- _Task objective_:
Report how many lines hold the word "через"; answer with the number alone.

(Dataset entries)
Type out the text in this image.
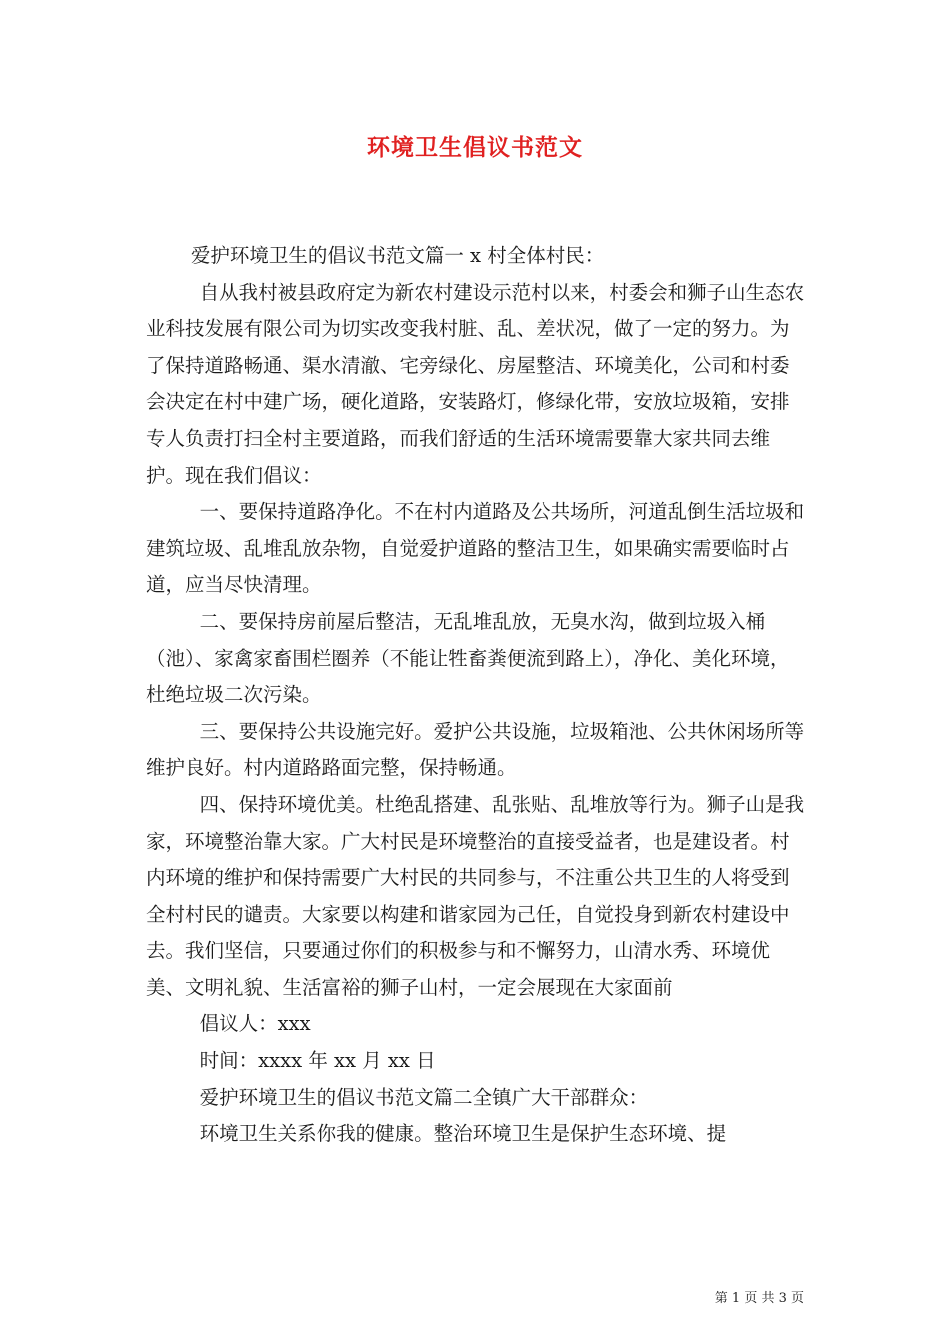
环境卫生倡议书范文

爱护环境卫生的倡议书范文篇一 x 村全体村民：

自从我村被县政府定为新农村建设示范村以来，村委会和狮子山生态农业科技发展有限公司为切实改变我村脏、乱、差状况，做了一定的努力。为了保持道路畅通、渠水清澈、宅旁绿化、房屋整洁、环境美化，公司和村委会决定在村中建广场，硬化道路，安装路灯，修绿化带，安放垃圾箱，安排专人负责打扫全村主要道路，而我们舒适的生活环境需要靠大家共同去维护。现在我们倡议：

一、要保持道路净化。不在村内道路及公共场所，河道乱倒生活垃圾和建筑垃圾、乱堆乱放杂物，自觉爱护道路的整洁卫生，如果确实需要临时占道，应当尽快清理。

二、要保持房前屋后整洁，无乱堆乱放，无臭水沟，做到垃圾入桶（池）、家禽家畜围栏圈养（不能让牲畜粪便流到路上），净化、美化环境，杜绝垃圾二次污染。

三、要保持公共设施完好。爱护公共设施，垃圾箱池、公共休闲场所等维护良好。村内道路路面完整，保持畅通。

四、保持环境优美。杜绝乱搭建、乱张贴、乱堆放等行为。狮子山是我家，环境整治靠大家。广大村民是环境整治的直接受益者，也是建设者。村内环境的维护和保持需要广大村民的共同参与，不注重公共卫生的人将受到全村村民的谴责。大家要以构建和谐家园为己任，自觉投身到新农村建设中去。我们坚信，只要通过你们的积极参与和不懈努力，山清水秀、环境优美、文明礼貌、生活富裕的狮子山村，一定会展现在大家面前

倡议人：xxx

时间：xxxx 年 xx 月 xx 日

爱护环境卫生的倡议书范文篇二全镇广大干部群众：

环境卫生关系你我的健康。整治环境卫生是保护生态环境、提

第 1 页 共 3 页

==

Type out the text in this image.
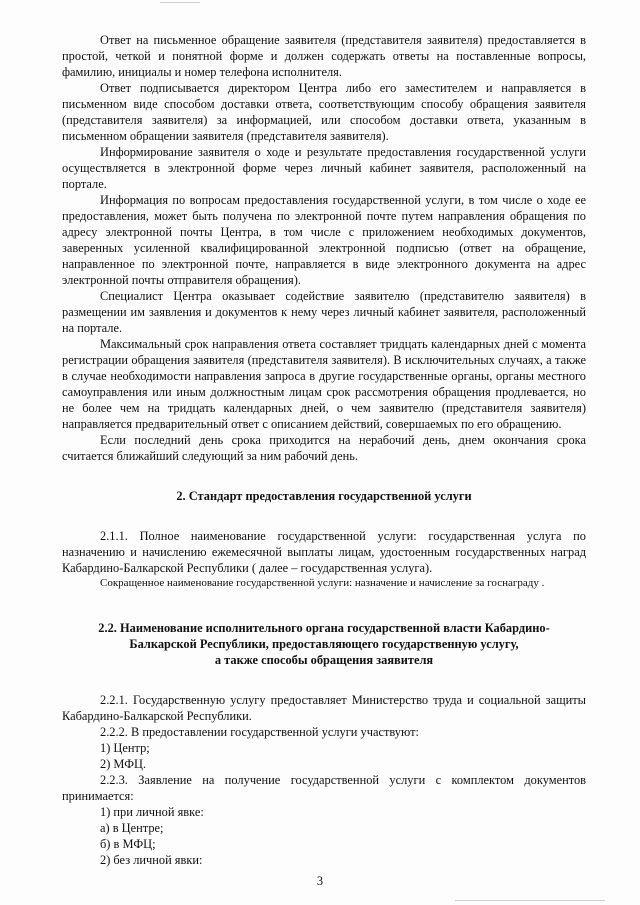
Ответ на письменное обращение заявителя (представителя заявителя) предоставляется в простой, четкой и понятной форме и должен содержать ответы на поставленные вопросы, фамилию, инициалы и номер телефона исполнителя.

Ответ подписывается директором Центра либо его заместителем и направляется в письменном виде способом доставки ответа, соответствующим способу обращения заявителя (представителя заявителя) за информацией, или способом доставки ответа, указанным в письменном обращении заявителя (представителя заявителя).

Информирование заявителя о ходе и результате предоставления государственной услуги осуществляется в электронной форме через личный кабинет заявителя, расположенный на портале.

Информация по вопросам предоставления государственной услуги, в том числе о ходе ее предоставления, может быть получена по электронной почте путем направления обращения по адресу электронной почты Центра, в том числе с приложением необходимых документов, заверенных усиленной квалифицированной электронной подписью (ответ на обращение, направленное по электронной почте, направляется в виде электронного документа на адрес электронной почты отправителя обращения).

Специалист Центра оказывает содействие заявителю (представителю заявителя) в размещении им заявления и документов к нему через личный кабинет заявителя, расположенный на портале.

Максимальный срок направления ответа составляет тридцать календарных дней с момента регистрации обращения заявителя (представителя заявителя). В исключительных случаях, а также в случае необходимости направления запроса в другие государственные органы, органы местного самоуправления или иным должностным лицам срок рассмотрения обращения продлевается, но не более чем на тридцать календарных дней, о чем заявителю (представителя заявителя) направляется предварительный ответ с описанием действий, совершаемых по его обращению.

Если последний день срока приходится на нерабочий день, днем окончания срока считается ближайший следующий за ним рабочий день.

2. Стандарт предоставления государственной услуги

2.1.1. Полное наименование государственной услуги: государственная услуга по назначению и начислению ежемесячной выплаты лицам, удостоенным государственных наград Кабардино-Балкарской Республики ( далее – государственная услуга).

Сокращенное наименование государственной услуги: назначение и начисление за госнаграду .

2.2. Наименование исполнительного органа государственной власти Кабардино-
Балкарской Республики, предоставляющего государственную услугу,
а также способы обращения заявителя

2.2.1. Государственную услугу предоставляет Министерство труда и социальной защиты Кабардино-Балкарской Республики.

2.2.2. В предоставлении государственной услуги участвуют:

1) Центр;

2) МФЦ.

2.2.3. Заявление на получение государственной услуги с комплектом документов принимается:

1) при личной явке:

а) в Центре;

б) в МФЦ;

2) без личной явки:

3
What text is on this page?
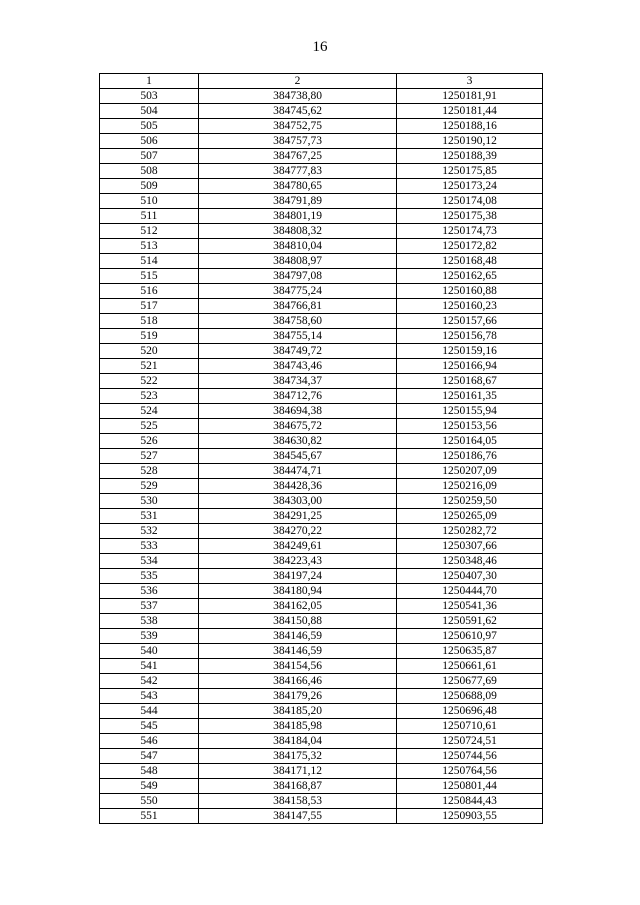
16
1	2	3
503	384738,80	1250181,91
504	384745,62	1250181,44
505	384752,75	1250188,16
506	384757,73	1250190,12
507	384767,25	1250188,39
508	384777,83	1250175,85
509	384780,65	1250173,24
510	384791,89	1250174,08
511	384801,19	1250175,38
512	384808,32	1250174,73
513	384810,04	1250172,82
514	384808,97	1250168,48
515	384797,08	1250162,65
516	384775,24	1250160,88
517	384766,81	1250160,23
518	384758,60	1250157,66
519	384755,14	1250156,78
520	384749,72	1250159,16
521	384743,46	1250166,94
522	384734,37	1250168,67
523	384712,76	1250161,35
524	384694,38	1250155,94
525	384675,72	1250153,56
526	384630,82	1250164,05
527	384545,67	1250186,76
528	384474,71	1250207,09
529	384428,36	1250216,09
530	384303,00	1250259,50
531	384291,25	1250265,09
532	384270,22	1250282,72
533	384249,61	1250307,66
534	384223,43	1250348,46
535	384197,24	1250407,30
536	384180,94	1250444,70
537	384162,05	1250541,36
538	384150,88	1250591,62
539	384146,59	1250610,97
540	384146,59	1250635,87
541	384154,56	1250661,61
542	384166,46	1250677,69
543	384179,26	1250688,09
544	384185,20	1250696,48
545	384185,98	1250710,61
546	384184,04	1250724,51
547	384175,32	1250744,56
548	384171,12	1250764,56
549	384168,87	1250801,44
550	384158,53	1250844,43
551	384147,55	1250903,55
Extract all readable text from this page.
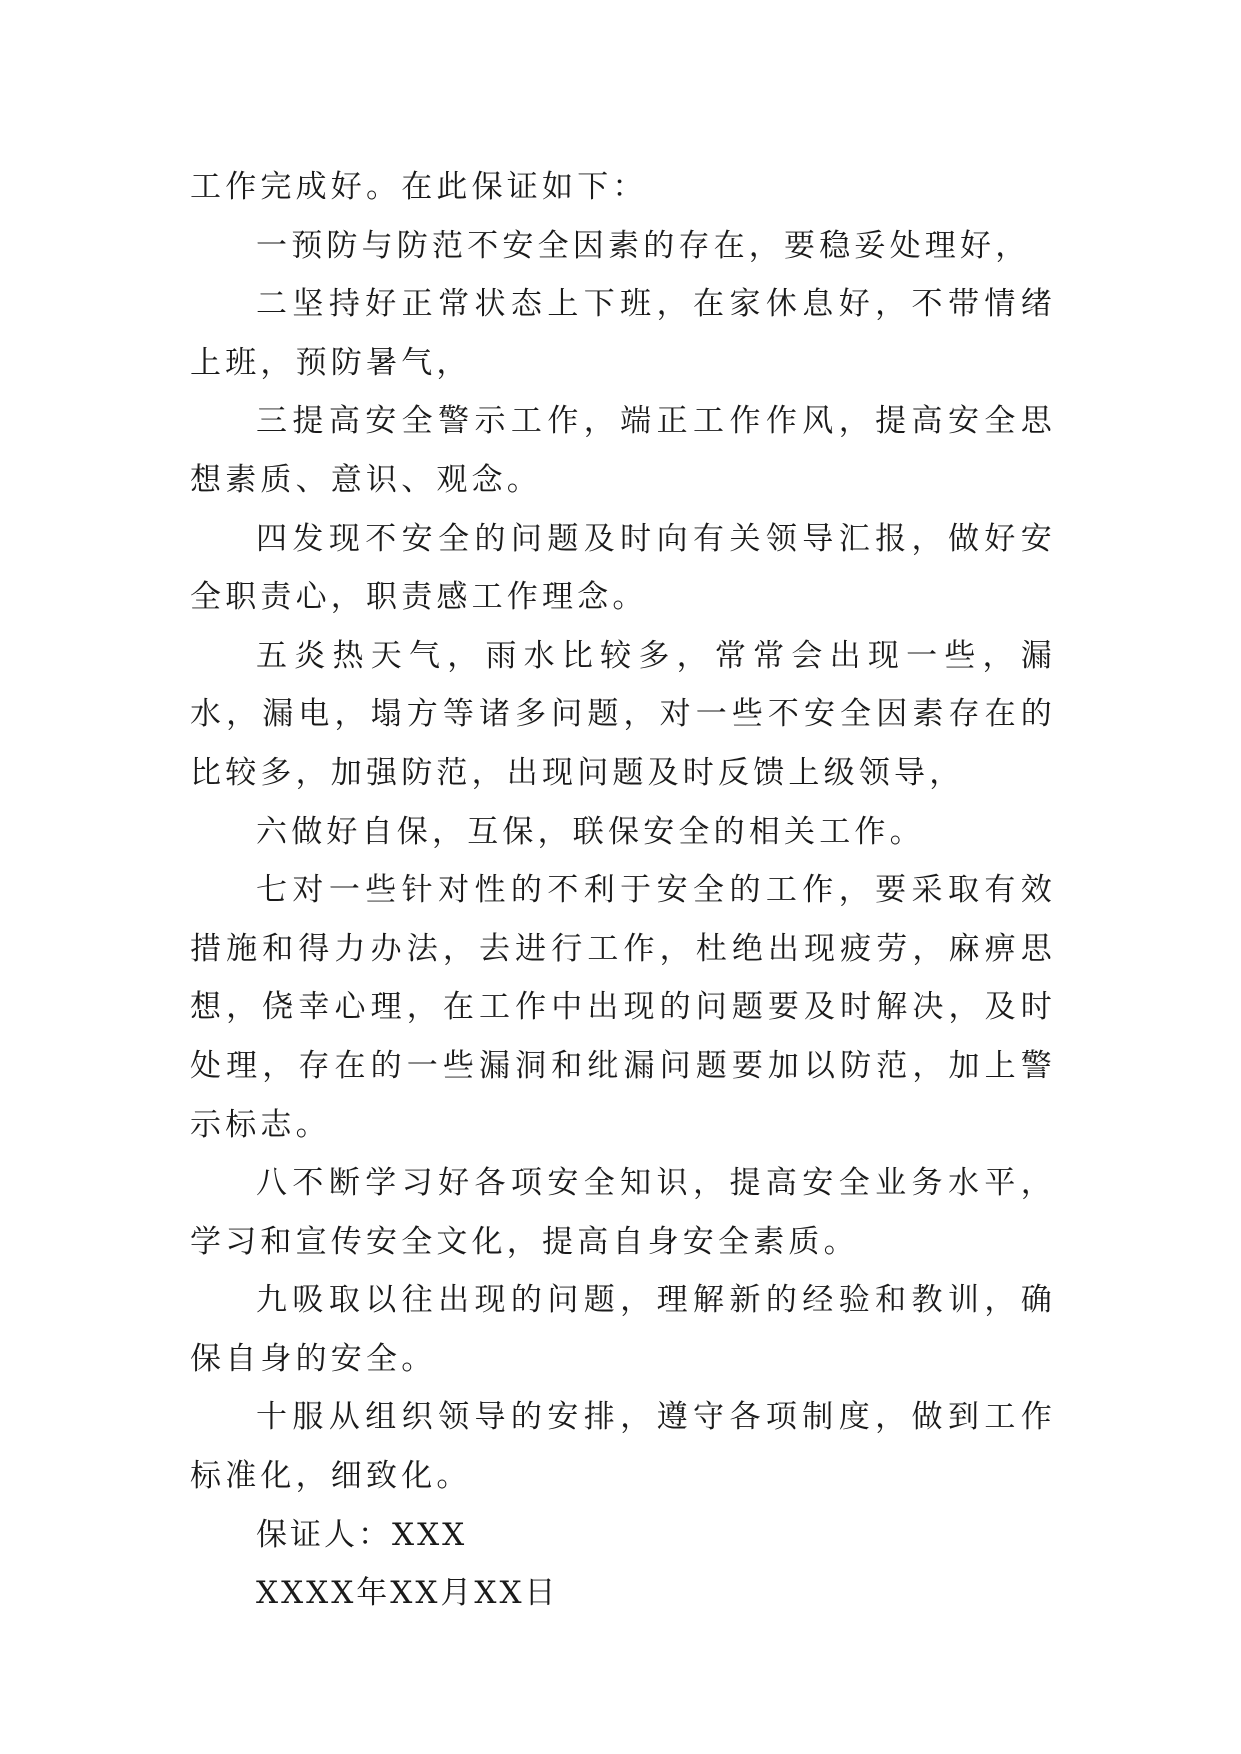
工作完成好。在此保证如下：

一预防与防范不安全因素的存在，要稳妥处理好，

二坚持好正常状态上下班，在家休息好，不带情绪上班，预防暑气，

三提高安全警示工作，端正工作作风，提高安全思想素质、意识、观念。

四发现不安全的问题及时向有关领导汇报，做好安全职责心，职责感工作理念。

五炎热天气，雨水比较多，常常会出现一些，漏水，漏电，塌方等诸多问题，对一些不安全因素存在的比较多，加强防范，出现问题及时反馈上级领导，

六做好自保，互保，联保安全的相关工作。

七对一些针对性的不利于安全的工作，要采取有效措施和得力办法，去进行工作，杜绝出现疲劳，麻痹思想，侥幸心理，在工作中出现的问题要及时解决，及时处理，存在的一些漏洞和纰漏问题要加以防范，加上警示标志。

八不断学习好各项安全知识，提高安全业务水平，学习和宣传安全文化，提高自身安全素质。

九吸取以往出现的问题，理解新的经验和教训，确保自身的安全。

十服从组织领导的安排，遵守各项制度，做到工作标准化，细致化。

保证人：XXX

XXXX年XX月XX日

* * *

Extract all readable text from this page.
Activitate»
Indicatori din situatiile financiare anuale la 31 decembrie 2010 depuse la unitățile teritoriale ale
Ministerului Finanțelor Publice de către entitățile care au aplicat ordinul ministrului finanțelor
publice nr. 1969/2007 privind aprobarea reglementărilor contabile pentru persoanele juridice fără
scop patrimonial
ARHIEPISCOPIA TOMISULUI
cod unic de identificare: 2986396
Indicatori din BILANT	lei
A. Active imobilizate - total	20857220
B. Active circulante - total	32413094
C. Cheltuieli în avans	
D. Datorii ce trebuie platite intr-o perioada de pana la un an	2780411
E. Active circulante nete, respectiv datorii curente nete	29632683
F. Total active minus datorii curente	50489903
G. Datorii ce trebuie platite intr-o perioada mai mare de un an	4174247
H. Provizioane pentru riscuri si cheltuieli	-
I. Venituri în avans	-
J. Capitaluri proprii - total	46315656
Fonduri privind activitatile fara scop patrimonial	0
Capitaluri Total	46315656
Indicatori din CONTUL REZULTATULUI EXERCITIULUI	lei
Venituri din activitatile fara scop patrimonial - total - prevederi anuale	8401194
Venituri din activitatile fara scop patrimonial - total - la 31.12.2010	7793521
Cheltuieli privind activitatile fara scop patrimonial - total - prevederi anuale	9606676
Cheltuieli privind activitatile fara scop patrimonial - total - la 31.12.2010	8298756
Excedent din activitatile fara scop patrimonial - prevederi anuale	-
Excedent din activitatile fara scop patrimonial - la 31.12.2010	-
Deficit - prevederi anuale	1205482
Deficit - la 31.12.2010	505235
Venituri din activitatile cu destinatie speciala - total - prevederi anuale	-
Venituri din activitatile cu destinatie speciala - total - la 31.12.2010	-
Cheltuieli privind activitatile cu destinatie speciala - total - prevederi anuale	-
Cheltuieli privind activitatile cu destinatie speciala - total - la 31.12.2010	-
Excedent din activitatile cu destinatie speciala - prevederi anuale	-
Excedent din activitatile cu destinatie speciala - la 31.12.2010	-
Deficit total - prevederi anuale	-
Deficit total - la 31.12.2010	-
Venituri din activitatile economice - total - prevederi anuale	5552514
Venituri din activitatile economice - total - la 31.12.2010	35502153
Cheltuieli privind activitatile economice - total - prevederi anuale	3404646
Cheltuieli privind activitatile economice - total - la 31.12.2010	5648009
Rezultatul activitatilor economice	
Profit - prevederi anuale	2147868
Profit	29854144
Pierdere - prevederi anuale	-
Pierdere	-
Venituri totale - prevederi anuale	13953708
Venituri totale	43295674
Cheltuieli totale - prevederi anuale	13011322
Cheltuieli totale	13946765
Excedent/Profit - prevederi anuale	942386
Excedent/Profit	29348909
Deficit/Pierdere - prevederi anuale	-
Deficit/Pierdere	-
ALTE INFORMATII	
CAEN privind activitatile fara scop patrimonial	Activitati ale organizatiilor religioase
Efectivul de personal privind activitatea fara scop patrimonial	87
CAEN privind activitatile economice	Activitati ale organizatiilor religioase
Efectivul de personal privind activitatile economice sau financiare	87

- _Complete output_:
2